▸ **Aim of the task**
Copy the records below line for line, changing nothing.

▸ **Given information**
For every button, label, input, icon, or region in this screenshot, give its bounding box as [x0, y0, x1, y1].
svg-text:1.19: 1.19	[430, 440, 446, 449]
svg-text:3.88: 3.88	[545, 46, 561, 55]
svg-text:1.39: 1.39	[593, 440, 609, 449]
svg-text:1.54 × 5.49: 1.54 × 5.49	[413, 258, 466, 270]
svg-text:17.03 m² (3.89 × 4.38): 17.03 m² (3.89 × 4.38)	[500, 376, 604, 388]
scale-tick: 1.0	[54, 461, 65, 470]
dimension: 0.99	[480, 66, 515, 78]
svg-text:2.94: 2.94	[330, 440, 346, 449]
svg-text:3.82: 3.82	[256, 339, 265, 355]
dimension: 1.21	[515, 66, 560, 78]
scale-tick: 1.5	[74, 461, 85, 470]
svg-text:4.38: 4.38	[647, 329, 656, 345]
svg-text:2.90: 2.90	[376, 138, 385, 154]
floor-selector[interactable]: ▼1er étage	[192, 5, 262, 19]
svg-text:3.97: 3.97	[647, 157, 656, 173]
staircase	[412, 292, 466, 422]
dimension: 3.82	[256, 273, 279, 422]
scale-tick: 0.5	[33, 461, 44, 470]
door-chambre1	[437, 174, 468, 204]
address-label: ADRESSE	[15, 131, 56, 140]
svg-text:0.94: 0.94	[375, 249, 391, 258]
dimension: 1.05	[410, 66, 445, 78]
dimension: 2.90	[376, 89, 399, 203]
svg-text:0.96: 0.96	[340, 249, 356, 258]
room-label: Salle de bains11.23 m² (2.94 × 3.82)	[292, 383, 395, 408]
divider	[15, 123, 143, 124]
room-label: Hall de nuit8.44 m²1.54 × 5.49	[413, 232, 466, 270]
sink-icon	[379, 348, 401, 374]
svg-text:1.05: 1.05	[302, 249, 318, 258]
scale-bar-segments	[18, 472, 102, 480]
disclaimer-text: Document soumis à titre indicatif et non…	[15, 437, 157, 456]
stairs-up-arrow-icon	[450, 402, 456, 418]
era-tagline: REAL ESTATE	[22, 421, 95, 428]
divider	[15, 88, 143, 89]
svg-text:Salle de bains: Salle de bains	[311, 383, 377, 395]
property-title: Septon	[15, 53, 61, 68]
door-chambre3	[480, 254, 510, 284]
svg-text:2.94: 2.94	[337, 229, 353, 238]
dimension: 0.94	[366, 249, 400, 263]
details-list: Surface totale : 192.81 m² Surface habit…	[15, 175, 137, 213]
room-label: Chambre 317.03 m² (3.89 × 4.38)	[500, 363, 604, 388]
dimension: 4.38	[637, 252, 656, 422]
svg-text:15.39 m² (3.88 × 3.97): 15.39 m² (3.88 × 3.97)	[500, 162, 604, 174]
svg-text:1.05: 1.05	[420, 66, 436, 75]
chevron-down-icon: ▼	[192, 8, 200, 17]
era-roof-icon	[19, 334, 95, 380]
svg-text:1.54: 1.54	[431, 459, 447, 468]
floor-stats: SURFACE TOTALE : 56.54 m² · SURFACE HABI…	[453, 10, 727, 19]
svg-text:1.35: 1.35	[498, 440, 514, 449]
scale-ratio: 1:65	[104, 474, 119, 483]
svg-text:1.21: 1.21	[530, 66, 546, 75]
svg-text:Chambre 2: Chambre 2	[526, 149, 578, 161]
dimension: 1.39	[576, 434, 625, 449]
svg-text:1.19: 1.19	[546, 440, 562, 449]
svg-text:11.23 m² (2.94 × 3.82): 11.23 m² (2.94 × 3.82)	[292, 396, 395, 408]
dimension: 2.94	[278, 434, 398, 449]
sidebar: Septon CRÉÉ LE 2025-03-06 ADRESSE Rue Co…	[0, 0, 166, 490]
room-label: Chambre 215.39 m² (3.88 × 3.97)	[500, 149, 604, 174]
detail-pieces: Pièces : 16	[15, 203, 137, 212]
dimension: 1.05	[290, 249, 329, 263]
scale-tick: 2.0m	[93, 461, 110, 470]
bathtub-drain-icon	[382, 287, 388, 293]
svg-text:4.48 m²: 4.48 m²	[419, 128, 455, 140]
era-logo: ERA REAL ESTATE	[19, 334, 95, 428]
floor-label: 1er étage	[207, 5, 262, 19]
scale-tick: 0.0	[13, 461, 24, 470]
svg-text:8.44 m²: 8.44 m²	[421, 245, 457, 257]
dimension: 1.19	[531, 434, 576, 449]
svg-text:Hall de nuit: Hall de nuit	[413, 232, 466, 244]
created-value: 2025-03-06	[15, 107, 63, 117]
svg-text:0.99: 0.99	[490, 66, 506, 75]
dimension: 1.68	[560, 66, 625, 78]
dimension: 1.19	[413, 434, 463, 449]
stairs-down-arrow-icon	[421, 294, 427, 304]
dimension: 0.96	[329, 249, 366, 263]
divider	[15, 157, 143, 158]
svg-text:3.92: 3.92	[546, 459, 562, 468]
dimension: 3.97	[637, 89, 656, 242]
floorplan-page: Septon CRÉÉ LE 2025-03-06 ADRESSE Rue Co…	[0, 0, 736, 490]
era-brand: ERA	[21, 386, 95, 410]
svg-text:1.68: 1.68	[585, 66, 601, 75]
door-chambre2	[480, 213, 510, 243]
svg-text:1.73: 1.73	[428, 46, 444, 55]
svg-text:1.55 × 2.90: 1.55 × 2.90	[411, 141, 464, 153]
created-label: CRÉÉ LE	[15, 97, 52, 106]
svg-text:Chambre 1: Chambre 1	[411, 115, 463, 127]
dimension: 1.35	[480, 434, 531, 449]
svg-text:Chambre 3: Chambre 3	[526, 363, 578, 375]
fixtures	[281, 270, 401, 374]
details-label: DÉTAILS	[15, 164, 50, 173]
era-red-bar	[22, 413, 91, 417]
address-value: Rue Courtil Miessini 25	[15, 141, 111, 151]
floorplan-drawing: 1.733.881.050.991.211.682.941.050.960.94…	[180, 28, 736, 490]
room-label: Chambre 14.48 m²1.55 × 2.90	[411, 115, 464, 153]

▸ **Completed exercise**
For every button, label, input, icon, or region in this screenshot, give its bounding box as [x0, y0, x1, y1].
svg-text:1.19: 1.19	[430, 440, 446, 449]
svg-text:3.88: 3.88	[545, 46, 561, 55]
svg-text:1.39: 1.39	[593, 440, 609, 449]
svg-text:1.54 × 5.49: 1.54 × 5.49	[413, 258, 466, 270]
svg-text:17.03 m² (3.89 × 4.38): 17.03 m² (3.89 × 4.38)	[500, 376, 604, 388]
scale-tick: 1.0	[54, 461, 65, 470]
dimension: 0.99	[480, 66, 515, 78]
svg-text:2.94: 2.94	[330, 440, 346, 449]
svg-text:3.82: 3.82	[256, 339, 265, 355]
dimension: 1.21	[515, 66, 560, 78]
scale-tick: 1.5	[74, 461, 85, 470]
svg-text:4.38: 4.38	[647, 329, 656, 345]
svg-text:2.90: 2.90	[376, 138, 385, 154]
floor-selector[interactable]: ▼1er étage	[192, 5, 262, 19]
svg-text:3.97: 3.97	[647, 157, 656, 173]
staircase	[412, 292, 466, 422]
dimension: 3.82	[256, 273, 279, 422]
scale-tick: 0.5	[33, 461, 44, 470]
door-chambre1	[437, 174, 468, 204]
address-label: ADRESSE	[15, 131, 56, 140]
svg-text:0.94: 0.94	[375, 249, 391, 258]
dimension: 1.05	[410, 66, 445, 78]
dimension: 2.90	[376, 89, 399, 203]
svg-text:0.96: 0.96	[340, 249, 356, 258]
room-label: Salle de bains11.23 m² (2.94 × 3.82)	[292, 383, 395, 408]
divider	[15, 123, 143, 124]
room-label: Hall de nuit8.44 m²1.54 × 5.49	[413, 232, 466, 270]
sink-icon	[379, 348, 401, 374]
svg-text:1.05: 1.05	[302, 249, 318, 258]
scale-bar-segments	[18, 472, 102, 480]
disclaimer-text: Document soumis à titre indicatif et non…	[15, 437, 157, 456]
stairs-up-arrow-icon	[450, 402, 456, 418]
era-tagline: REAL ESTATE	[22, 421, 95, 428]
divider	[15, 88, 143, 89]
svg-text:Salle de bains: Salle de bains	[311, 383, 377, 395]
property-title: Septon	[15, 53, 61, 68]
door-chambre3	[480, 254, 510, 284]
svg-text:2.94: 2.94	[337, 229, 353, 238]
dimension: 0.94	[366, 249, 400, 263]
details-list: Surface totale : 192.81 m² Surface habit…	[15, 175, 137, 213]
room-label: Chambre 317.03 m² (3.89 × 4.38)	[500, 363, 604, 388]
dimension: 4.38	[637, 252, 656, 422]
svg-text:15.39 m² (3.88 × 3.97): 15.39 m² (3.88 × 3.97)	[500, 162, 604, 174]
svg-text:1.05: 1.05	[420, 66, 436, 75]
chevron-down-icon: ▼	[192, 8, 200, 17]
era-roof-icon	[19, 334, 95, 380]
svg-text:1.54: 1.54	[431, 459, 447, 468]
floor-stats: SURFACE TOTALE : 56.54 m² · SURFACE HABI…	[453, 10, 727, 19]
svg-text:1.35: 1.35	[498, 440, 514, 449]
scale-ratio: 1:65	[104, 474, 119, 483]
svg-text:1.21: 1.21	[530, 66, 546, 75]
svg-text:Chambre 2: Chambre 2	[526, 149, 578, 161]
dimension: 1.39	[576, 434, 625, 449]
svg-text:1.19: 1.19	[546, 440, 562, 449]
svg-text:11.23 m² (2.94 × 3.82): 11.23 m² (2.94 × 3.82)	[292, 396, 395, 408]
dimension: 2.94	[278, 434, 398, 449]
sidebar: Septon CRÉÉ LE 2025-03-06 ADRESSE Rue Co…	[0, 0, 166, 490]
room-label: Chambre 215.39 m² (3.88 × 3.97)	[500, 149, 604, 174]
detail-pieces: Pièces : 16	[15, 203, 137, 212]
dimension: 1.05	[290, 249, 329, 263]
scale-tick: 2.0m	[93, 461, 110, 470]
bathtub-drain-icon	[382, 287, 388, 293]
svg-text:4.48 m²: 4.48 m²	[419, 128, 455, 140]
era-logo: ERA REAL ESTATE	[19, 334, 95, 428]
floor-label: 1er étage	[207, 5, 262, 19]
scale-tick: 0.0	[13, 461, 24, 470]
svg-text:8.44 m²: 8.44 m²	[421, 245, 457, 257]
dimension: 1.19	[531, 434, 576, 449]
svg-text:Hall de nuit: Hall de nuit	[413, 232, 466, 244]
created-value: 2025-03-06	[15, 107, 63, 117]
svg-text:0.99: 0.99	[490, 66, 506, 75]
dimension: 1.68	[560, 66, 625, 78]
dimension: 1.19	[413, 434, 463, 449]
stairs-down-arrow-icon	[421, 294, 427, 304]
dimension: 0.96	[329, 249, 366, 263]
divider	[15, 157, 143, 158]
svg-text:3.92: 3.92	[546, 459, 562, 468]
dimension: 3.97	[637, 89, 656, 242]
floorplan-page: Septon CRÉÉ LE 2025-03-06 ADRESSE Rue Co…	[0, 0, 736, 490]
era-brand: ERA	[21, 386, 95, 410]
svg-text:1.68: 1.68	[585, 66, 601, 75]
door-chambre2	[480, 213, 510, 243]
svg-text:1.73: 1.73	[428, 46, 444, 55]
svg-text:1.55 × 2.90: 1.55 × 2.90	[411, 141, 464, 153]
created-label: CRÉÉ LE	[15, 97, 52, 106]
svg-text:Chambre 1: Chambre 1	[411, 115, 463, 127]
dimension: 1.35	[480, 434, 531, 449]
svg-text:Chambre 3: Chambre 3	[526, 363, 578, 375]
fixtures	[281, 270, 401, 374]
details-label: DÉTAILS	[15, 164, 50, 173]
era-red-bar	[22, 413, 91, 417]
address-value: Rue Courtil Miessini 25	[15, 141, 111, 151]
floorplan-drawing: 1.733.881.050.991.211.682.941.050.960.94…	[180, 28, 736, 490]
room-label: Chambre 14.48 m²1.55 × 2.90	[411, 115, 464, 153]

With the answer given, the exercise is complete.